[START]
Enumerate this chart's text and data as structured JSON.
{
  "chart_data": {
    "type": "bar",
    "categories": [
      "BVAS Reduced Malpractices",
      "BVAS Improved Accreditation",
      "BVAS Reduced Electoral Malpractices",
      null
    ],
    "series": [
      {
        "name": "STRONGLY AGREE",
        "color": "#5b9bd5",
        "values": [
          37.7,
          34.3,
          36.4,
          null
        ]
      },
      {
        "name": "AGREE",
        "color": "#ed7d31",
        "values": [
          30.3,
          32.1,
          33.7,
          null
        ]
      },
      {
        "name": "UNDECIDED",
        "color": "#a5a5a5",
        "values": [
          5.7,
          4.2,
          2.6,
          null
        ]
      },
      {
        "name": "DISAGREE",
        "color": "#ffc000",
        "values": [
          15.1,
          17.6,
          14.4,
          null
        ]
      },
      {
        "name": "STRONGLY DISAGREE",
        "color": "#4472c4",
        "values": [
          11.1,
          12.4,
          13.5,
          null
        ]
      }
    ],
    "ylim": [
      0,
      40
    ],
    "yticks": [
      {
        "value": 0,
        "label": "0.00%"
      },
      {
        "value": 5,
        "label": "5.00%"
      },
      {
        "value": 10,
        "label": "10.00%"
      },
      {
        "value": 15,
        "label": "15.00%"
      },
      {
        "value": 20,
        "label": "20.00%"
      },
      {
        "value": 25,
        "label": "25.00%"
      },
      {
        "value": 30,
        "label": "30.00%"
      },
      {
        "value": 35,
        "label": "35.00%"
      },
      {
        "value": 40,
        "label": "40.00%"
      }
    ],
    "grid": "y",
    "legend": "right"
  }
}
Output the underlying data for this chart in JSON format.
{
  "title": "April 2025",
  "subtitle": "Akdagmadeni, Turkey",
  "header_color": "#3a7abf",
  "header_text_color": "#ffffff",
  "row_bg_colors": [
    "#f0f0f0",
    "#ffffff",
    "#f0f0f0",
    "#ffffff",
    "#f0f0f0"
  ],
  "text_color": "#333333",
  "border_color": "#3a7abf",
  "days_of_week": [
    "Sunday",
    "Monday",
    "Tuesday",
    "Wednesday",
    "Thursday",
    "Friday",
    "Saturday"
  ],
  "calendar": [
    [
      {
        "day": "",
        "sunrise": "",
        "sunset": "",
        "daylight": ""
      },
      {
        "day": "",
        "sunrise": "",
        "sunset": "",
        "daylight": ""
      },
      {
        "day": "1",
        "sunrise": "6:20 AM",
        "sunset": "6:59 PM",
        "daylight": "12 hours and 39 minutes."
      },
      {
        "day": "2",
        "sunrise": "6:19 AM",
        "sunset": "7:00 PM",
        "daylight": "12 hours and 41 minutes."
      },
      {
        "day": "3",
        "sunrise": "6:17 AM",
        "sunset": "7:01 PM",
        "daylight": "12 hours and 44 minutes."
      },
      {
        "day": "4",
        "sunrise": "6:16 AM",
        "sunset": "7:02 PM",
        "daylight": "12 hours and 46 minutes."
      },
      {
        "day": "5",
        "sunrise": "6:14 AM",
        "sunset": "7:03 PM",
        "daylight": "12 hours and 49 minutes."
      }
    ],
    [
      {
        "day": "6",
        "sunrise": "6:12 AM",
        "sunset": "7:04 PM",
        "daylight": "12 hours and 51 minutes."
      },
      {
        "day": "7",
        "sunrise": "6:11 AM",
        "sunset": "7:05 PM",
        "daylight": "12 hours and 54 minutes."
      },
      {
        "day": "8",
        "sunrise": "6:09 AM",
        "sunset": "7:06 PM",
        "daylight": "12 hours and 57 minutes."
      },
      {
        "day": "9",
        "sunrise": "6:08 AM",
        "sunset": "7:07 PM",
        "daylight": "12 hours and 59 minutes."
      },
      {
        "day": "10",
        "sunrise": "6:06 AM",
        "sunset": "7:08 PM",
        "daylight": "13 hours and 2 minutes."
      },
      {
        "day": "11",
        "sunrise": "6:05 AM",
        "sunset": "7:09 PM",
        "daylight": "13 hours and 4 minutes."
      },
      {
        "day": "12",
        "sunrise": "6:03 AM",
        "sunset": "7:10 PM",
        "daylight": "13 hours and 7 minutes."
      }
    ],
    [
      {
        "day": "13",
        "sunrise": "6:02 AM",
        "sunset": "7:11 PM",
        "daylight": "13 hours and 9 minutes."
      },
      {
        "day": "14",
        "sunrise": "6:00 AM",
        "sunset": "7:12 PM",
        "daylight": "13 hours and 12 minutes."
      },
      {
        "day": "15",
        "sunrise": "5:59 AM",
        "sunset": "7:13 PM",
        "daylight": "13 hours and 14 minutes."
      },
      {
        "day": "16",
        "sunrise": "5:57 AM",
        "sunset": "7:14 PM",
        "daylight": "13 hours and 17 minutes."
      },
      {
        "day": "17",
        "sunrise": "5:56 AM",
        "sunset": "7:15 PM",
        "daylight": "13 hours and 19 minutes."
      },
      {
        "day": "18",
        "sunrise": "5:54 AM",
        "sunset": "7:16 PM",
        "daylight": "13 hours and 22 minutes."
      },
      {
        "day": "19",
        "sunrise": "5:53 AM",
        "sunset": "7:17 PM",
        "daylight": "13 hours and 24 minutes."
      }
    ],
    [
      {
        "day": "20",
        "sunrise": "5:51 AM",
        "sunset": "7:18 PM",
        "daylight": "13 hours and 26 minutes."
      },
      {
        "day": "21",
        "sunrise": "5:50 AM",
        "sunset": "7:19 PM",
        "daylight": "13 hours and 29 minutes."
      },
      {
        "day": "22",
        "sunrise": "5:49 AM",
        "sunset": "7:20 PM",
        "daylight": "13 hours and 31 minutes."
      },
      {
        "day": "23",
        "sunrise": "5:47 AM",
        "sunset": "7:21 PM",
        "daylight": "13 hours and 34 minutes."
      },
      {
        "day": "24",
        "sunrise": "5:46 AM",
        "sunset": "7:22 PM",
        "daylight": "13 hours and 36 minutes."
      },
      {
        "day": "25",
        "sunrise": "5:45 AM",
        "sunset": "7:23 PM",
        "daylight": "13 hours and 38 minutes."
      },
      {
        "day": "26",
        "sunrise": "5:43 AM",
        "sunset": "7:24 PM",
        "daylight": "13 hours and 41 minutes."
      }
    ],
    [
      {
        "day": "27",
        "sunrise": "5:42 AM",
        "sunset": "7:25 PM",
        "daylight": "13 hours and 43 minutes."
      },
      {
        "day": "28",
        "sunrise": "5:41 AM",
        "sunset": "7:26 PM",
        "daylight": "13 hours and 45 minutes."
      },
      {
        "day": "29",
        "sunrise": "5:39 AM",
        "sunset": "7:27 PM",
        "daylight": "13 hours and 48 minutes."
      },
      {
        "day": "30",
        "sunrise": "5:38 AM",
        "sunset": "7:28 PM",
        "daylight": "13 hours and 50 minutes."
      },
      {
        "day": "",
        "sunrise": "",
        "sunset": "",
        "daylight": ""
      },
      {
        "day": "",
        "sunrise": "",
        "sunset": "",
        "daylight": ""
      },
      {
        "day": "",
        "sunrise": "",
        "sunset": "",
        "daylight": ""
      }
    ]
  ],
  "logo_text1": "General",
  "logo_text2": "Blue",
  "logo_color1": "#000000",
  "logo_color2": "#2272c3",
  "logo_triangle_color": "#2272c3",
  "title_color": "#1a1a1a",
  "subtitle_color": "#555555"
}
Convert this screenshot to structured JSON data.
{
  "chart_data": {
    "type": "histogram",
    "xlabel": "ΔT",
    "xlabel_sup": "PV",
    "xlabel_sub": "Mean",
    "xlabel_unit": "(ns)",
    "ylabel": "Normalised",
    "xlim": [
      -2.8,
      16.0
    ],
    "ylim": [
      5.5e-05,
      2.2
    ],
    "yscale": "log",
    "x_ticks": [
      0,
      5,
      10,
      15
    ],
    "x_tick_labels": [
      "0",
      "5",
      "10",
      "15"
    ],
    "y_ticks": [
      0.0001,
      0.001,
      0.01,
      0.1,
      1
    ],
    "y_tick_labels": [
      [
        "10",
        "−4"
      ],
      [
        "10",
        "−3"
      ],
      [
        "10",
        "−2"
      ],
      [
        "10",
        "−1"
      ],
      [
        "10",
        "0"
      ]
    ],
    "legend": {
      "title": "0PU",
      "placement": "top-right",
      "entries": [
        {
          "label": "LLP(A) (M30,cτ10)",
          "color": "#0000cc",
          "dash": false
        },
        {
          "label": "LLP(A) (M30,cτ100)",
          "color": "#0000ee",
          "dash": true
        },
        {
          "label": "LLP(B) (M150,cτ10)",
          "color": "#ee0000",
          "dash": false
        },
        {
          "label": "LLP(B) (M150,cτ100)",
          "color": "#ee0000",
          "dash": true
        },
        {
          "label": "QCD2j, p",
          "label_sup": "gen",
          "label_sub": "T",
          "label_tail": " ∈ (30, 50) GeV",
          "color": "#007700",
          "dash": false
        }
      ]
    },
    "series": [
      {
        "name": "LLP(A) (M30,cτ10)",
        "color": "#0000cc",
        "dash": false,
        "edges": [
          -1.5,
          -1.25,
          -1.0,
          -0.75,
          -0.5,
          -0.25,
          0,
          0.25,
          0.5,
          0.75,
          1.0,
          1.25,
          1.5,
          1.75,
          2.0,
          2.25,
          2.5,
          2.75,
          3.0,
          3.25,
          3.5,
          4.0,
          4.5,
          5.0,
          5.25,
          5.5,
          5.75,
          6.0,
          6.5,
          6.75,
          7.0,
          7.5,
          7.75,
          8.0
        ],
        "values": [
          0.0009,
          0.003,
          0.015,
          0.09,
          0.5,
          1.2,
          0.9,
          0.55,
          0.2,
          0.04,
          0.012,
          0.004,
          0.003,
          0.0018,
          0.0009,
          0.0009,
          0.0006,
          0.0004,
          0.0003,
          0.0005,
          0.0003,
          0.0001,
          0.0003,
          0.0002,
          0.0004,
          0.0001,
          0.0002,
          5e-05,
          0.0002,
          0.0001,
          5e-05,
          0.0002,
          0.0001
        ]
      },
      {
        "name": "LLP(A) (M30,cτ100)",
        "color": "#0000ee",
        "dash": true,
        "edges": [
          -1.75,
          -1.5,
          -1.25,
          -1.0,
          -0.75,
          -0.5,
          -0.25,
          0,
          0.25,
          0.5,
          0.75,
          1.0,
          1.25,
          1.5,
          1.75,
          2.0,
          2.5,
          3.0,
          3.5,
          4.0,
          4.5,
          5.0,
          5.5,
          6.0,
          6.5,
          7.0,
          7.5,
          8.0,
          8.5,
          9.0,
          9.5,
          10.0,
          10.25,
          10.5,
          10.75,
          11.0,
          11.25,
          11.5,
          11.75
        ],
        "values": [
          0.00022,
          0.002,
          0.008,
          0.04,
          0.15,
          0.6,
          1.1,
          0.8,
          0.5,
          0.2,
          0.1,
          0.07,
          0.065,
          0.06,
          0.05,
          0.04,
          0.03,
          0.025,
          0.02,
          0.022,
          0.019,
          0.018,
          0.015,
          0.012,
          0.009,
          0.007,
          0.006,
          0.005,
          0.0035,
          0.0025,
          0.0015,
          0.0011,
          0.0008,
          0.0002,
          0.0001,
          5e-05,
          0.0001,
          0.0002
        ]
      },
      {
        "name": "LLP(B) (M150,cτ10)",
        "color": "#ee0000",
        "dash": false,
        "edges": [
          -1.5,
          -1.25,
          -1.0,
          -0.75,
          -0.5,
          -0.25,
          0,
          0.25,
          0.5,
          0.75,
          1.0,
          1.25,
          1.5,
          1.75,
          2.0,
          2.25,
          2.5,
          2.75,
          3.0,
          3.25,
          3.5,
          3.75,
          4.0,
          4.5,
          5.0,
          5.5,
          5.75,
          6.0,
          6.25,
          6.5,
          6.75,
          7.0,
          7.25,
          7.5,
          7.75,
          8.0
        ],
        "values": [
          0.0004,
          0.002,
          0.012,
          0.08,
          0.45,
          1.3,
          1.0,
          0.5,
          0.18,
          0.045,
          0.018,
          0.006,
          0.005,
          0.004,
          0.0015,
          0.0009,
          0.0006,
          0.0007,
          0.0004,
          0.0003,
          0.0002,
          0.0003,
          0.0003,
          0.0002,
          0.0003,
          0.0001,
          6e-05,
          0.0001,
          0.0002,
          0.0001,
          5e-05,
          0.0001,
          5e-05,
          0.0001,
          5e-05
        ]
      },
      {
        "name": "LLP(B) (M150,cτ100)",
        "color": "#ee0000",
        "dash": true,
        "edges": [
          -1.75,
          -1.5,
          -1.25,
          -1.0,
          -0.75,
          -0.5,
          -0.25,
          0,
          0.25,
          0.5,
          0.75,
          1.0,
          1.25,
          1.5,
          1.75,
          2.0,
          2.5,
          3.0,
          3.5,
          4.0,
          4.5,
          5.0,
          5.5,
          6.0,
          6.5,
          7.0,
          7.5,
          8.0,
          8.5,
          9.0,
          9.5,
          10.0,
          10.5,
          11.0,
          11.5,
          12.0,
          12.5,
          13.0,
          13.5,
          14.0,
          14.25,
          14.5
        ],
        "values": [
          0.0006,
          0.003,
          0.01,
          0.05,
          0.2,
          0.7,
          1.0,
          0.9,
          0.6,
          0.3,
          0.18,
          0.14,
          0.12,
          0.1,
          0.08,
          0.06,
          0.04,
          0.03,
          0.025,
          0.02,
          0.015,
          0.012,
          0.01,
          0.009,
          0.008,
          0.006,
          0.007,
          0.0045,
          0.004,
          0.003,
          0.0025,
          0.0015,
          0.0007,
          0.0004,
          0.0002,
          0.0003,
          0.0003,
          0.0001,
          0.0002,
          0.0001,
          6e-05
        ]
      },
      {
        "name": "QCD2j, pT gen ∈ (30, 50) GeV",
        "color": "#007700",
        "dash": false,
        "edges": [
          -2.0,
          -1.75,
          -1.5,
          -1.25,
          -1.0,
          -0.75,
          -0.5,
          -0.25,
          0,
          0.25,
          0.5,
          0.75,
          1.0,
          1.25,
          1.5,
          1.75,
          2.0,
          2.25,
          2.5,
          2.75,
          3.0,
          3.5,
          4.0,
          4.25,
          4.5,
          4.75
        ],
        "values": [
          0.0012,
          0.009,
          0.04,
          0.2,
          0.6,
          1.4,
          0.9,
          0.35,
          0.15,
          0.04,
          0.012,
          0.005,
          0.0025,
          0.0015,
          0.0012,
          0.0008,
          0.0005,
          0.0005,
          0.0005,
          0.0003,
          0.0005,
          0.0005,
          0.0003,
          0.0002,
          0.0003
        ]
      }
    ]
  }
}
[END]
Exercise – Each line in the listing above that contains "BVAS" should be copied.

Output below –
      "BVAS Reduced Malpractices",
      "BVAS Improved Accreditation",
      "BVAS Reduced Electoral Malpractices",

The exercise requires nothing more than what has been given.